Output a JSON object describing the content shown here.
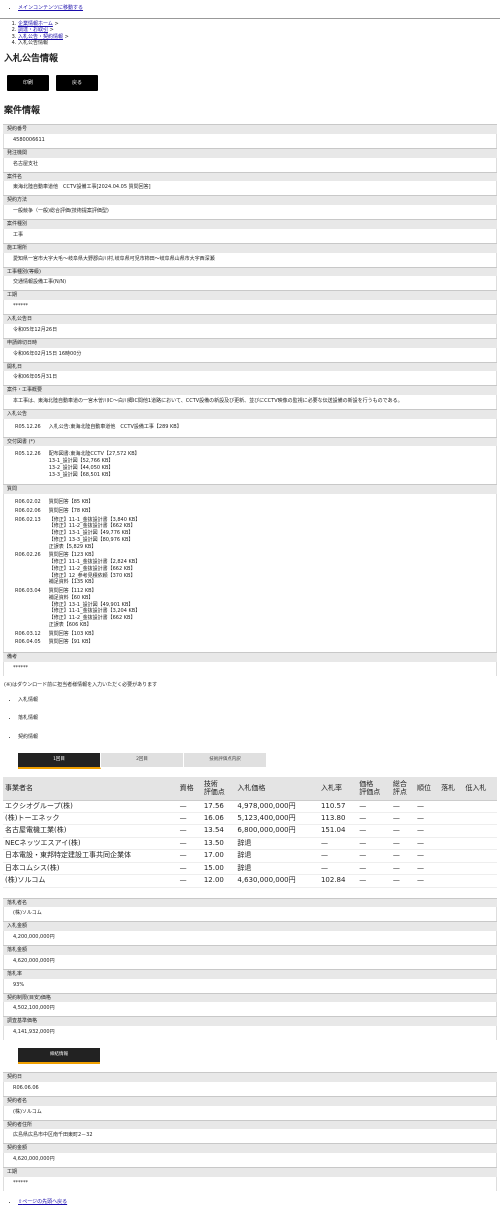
{
  "skip_link": "メインコンテンツに移動する",
  "breadcrumbs": [
    "企業情報ホーム",
    "調達・お取引",
    "入札公告・契約情報",
    "入札公告情報"
  ],
  "page_title": "入札公告情報",
  "buttons": {
    "print": "印刷",
    "back": "戻る"
  },
  "section_title": "案件情報",
  "fields": [
    {
      "label": "契約番号",
      "value": "4580006611"
    },
    {
      "label": "発注機関",
      "value": "名古屋支社"
    },
    {
      "label": "案件名",
      "value": "東海北陸自動車道他　CCTV設備工事[2024.04.05 質問回答]"
    },
    {
      "label": "契約方法",
      "value": "一般競争（一般)総合評価(技術提案評価型)"
    },
    {
      "label": "案件種別",
      "value": "工事"
    },
    {
      "label": "施工場所",
      "value": "愛知県一宮市大字大毛～岐阜県大野郡白川村,岐阜県可児市柿田～岐阜県山県市大字西深瀬"
    },
    {
      "label": "工事種別(等級)",
      "value": "交通情報設備工事(N/N)"
    },
    {
      "label": "工期",
      "value": "******"
    },
    {
      "label": "入札公告日",
      "value": "令和05年12月26日"
    },
    {
      "label": "申請締切日時",
      "value": "令和06年02月15日 16時00分"
    },
    {
      "label": "開札日",
      "value": "令和06年05月31日"
    },
    {
      "label": "案件・工事概要",
      "value": "本工事は、東海北陸自動車道の一宮木曽川IC～白川郷IC間他1道路において、CCTV設備の新設及び更新、並びにCCTV映像の監視に必要な伝送設備の新設を行うものである。"
    }
  ],
  "koukoku": {
    "label": "入札公告",
    "rows": [
      {
        "date": "R05.12.26",
        "text": "入札公告:東海北陸自動車道他　CCTV設備工事【289 KB】"
      }
    ]
  },
  "koufu": {
    "label": "交付図書 (*)",
    "rows": [
      {
        "date": "R05.12.26",
        "text": "配布図書:東海北陸CCTV【27,572 KB】\n13-1_設計図【52,766 KB】\n13-2_設計図【44,050 KB】\n13-3_設計図【68,501 KB】"
      }
    ]
  },
  "shitsumon": {
    "label": "質問",
    "rows": [
      {
        "date": "R06.02.02",
        "text": "質問回答【85 KB】"
      },
      {
        "date": "R06.02.06",
        "text": "質問回答【78 KB】"
      },
      {
        "date": "R06.02.13",
        "text": "【修正】11-1_金抜設計書【3,840 KB】\n【修正】11-2_金抜設計書【662 KB】\n【修正】13-1_設計図【49,776 KB】\n【修正】13-3_設計図【80,976 KB】\n正誤表【5,829 KB】"
      },
      {
        "date": "R06.02.26",
        "text": "質問回答【123 KB】\n【修正】11-1_金抜設計書【2,824 KB】\n【修正】11-2_金抜設計書【662 KB】\n【修正】12_参考見積依頼【370 KB】\n補足資料【135 KB】"
      },
      {
        "date": "R06.03.04",
        "text": "質問回答【112 KB】\n補足資料【60 KB】\n【修正】13-1_設計図【49,901 KB】\n【修正】11-1_金抜設計書【3,204 KB】\n【修正】11-2_金抜設計書【662 KB】\n正誤表【606 KB】"
      },
      {
        "date": "R06.03.12",
        "text": "質問回答【103 KB】"
      },
      {
        "date": "R06.04.05",
        "text": "質問回答【91 KB】"
      }
    ]
  },
  "bikou": {
    "label": "備考",
    "value": "******"
  },
  "download_note": "(※)はダウンロード前に担当者様情報を入力いただく必要があります",
  "info_links": [
    "入札情報",
    "落札情報",
    "契約情報"
  ],
  "tabs": [
    "1回目",
    "2回目",
    "技術評価点内訳"
  ],
  "table_headers": [
    "事業者名",
    "資格",
    "技術\n評価点",
    "入札価格",
    "入札率",
    "価格\n評価点",
    "総合\n評点",
    "順位",
    "落札",
    "低入札"
  ],
  "table_rows": [
    [
      "エクシオグループ(株)",
      "—",
      "17.56",
      "4,978,000,000円",
      "110.57",
      "—",
      "—",
      "—",
      "",
      ""
    ],
    [
      "(株)トーエネック",
      "—",
      "16.06",
      "5,123,400,000円",
      "113.80",
      "—",
      "—",
      "—",
      "",
      ""
    ],
    [
      "名古屋電機工業(株)",
      "—",
      "13.54",
      "6,800,000,000円",
      "151.04",
      "—",
      "—",
      "—",
      "",
      ""
    ],
    [
      "NECネッツエスアイ(株)",
      "—",
      "13.50",
      "辞退",
      "—",
      "—",
      "—",
      "—",
      "",
      ""
    ],
    [
      "日本電設・東邦特定建設工事共同企業体",
      "—",
      "17.00",
      "辞退",
      "—",
      "—",
      "—",
      "—",
      "",
      ""
    ],
    [
      "日本コムシス(株)",
      "—",
      "15.00",
      "辞退",
      "—",
      "—",
      "—",
      "—",
      "",
      ""
    ],
    [
      "(株)ソルコム",
      "—",
      "12.00",
      "4,630,000,000円",
      "102.84",
      "—",
      "—",
      "—",
      "",
      ""
    ]
  ],
  "award_fields": [
    {
      "label": "落札者名",
      "value": "(株)ソルコム"
    },
    {
      "label": "入札金額",
      "value": "4,200,000,000円"
    },
    {
      "label": "落札金額",
      "value": "4,620,000,000円"
    },
    {
      "label": "落札率",
      "value": "93%"
    },
    {
      "label": "契約制限(目安)価格",
      "value": "4,502,100,000円"
    },
    {
      "label": "調査基準価格",
      "value": "4,141,932,000円"
    }
  ],
  "contract_tab": "締結情報",
  "contract_fields": [
    {
      "label": "契約日",
      "value": "R06.06.06"
    },
    {
      "label": "契約者名",
      "value": "(株)ソルコム"
    },
    {
      "label": "契約者住所",
      "value": "広島県広島市中区南千田東町2－32"
    },
    {
      "label": "契約金額",
      "value": "4,620,000,000円"
    },
    {
      "label": "工期",
      "value": "******"
    }
  ],
  "page_top_link": "ページの先頭へ戻る"
}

# # # # # # #

## Exercise description
Using the material above, set down every line exactly, but skip the pictures.

## Reply
Output a JSON object describing the content shown here.
{
  "skip_link": "メインコンテンツに移動する",
  "breadcrumbs": [
    "企業情報ホーム",
    "調達・お取引",
    "入札公告・契約情報",
    "入札公告情報"
  ],
  "page_title": "入札公告情報",
  "buttons": {
    "print": "印刷",
    "back": "戻る"
  },
  "section_title": "案件情報",
  "fields": [
    {
      "label": "契約番号",
      "value": "4580006611"
    },
    {
      "label": "発注機関",
      "value": "名古屋支社"
    },
    {
      "label": "案件名",
      "value": "東海北陸自動車道他　CCTV設備工事[2024.04.05 質問回答]"
    },
    {
      "label": "契約方法",
      "value": "一般競争（一般)総合評価(技術提案評価型)"
    },
    {
      "label": "案件種別",
      "value": "工事"
    },
    {
      "label": "施工場所",
      "value": "愛知県一宮市大字大毛～岐阜県大野郡白川村,岐阜県可児市柿田～岐阜県山県市大字西深瀬"
    },
    {
      "label": "工事種別(等級)",
      "value": "交通情報設備工事(N/N)"
    },
    {
      "label": "工期",
      "value": "******"
    },
    {
      "label": "入札公告日",
      "value": "令和05年12月26日"
    },
    {
      "label": "申請締切日時",
      "value": "令和06年02月15日 16時00分"
    },
    {
      "label": "開札日",
      "value": "令和06年05月31日"
    },
    {
      "label": "案件・工事概要",
      "value": "本工事は、東海北陸自動車道の一宮木曽川IC～白川郷IC間他1道路において、CCTV設備の新設及び更新、並びにCCTV映像の監視に必要な伝送設備の新設を行うものである。"
    }
  ],
  "koukoku": {
    "label": "入札公告",
    "rows": [
      {
        "date": "R05.12.26",
        "text": "入札公告:東海北陸自動車道他　CCTV設備工事【289 KB】"
      }
    ]
  },
  "koufu": {
    "label": "交付図書 (*)",
    "rows": [
      {
        "date": "R05.12.26",
        "text": "配布図書:東海北陸CCTV【27,572 KB】\n13-1_設計図【52,766 KB】\n13-2_設計図【44,050 KB】\n13-3_設計図【68,501 KB】"
      }
    ]
  },
  "shitsumon": {
    "label": "質問",
    "rows": [
      {
        "date": "R06.02.02",
        "text": "質問回答【85 KB】"
      },
      {
        "date": "R06.02.06",
        "text": "質問回答【78 KB】"
      },
      {
        "date": "R06.02.13",
        "text": "【修正】11-1_金抜設計書【3,840 KB】\n【修正】11-2_金抜設計書【662 KB】\n【修正】13-1_設計図【49,776 KB】\n【修正】13-3_設計図【80,976 KB】\n正誤表【5,829 KB】"
      },
      {
        "date": "R06.02.26",
        "text": "質問回答【123 KB】\n【修正】11-1_金抜設計書【2,824 KB】\n【修正】11-2_金抜設計書【662 KB】\n【修正】12_参考見積依頼【370 KB】\n補足資料【135 KB】"
      },
      {
        "date": "R06.03.04",
        "text": "質問回答【112 KB】\n補足資料【60 KB】\n【修正】13-1_設計図【49,901 KB】\n【修正】11-1_金抜設計書【3,204 KB】\n【修正】11-2_金抜設計書【662 KB】\n正誤表【606 KB】"
      },
      {
        "date": "R06.03.12",
        "text": "質問回答【103 KB】"
      },
      {
        "date": "R06.04.05",
        "text": "質問回答【91 KB】"
      }
    ]
  },
  "bikou": {
    "label": "備考",
    "value": "******"
  },
  "download_note": "(※)はダウンロード前に担当者様情報を入力いただく必要があります",
  "info_links": [
    "入札情報",
    "落札情報",
    "契約情報"
  ],
  "tabs": [
    "1回目",
    "2回目",
    "技術評価点内訳"
  ],
  "table_headers": [
    "事業者名",
    "資格",
    "技術\n評価点",
    "入札価格",
    "入札率",
    "価格\n評価点",
    "総合\n評点",
    "順位",
    "落札",
    "低入札"
  ],
  "table_rows": [
    [
      "エクシオグループ(株)",
      "—",
      "17.56",
      "4,978,000,000円",
      "110.57",
      "—",
      "—",
      "—",
      "",
      ""
    ],
    [
      "(株)トーエネック",
      "—",
      "16.06",
      "5,123,400,000円",
      "113.80",
      "—",
      "—",
      "—",
      "",
      ""
    ],
    [
      "名古屋電機工業(株)",
      "—",
      "13.54",
      "6,800,000,000円",
      "151.04",
      "—",
      "—",
      "—",
      "",
      ""
    ],
    [
      "NECネッツエスアイ(株)",
      "—",
      "13.50",
      "辞退",
      "—",
      "—",
      "—",
      "—",
      "",
      ""
    ],
    [
      "日本電設・東邦特定建設工事共同企業体",
      "—",
      "17.00",
      "辞退",
      "—",
      "—",
      "—",
      "—",
      "",
      ""
    ],
    [
      "日本コムシス(株)",
      "—",
      "15.00",
      "辞退",
      "—",
      "—",
      "—",
      "—",
      "",
      ""
    ],
    [
      "(株)ソルコム",
      "—",
      "12.00",
      "4,630,000,000円",
      "102.84",
      "—",
      "—",
      "—",
      "",
      ""
    ]
  ],
  "award_fields": [
    {
      "label": "落札者名",
      "value": "(株)ソルコム"
    },
    {
      "label": "入札金額",
      "value": "4,200,000,000円"
    },
    {
      "label": "落札金額",
      "value": "4,620,000,000円"
    },
    {
      "label": "落札率",
      "value": "93%"
    },
    {
      "label": "契約制限(目安)価格",
      "value": "4,502,100,000円"
    },
    {
      "label": "調査基準価格",
      "value": "4,141,932,000円"
    }
  ],
  "contract_tab": "締結情報",
  "contract_fields": [
    {
      "label": "契約日",
      "value": "R06.06.06"
    },
    {
      "label": "契約者名",
      "value": "(株)ソルコム"
    },
    {
      "label": "契約者住所",
      "value": "広島県広島市中区南千田東町2－32"
    },
    {
      "label": "契約金額",
      "value": "4,620,000,000円"
    },
    {
      "label": "工期",
      "value": "******"
    }
  ],
  "page_top_link": "ページの先頭へ戻る"
}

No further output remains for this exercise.